**Given task**. Give only one thing: the number of lines that include the word "contacted".

# start of Source material

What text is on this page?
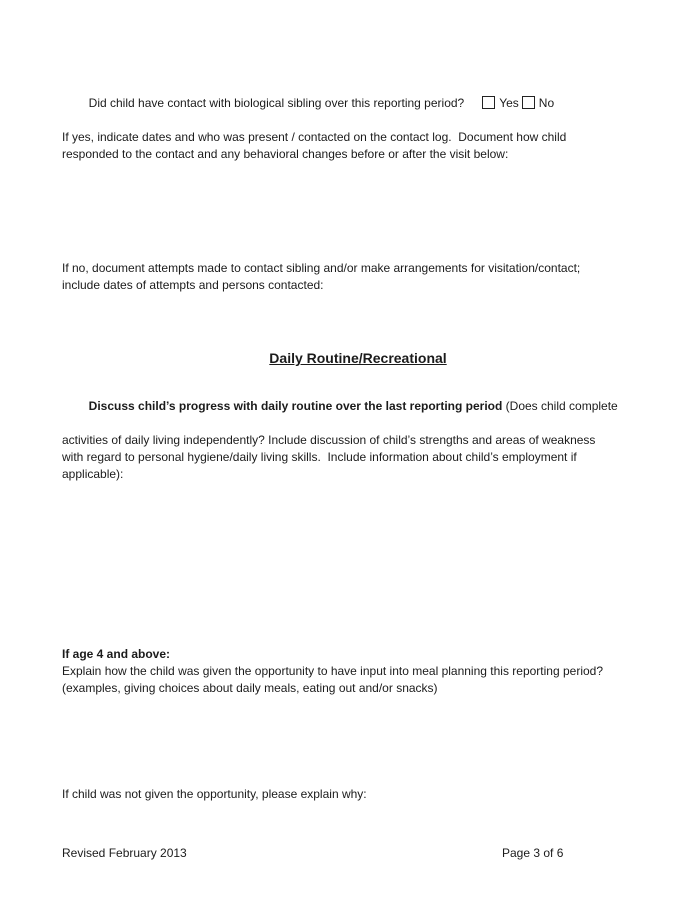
Did child have contact with biological sibling over this reporting period?	Yes No

If yes, indicate dates and who was present / contacted on the contact log.  Document how child
responded to the contact and any behavioral changes before or after the visit below:
If no, document attempts made to contact sibling and/or make arrangements for visitation/contact;
include dates of attempts and persons contacted:
Daily Routine/Recreational

Discuss child’s progress with daily routine over the last reporting period (Does child complete

activities of daily living independently? Include discussion of child’s strengths and areas of weakness
with regard to personal hygiene/daily living skills.  Include information about child’s employment if
applicable):
If age 4 and above:
Explain how the child was given the opportunity to have input into meal planning this reporting period?
(examples, giving choices about daily meals, eating out and/or snacks)
If child was not given the opportunity, please explain why:
Revised February 2013	Page 3 of 6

# end of Source material

**Solution**. 2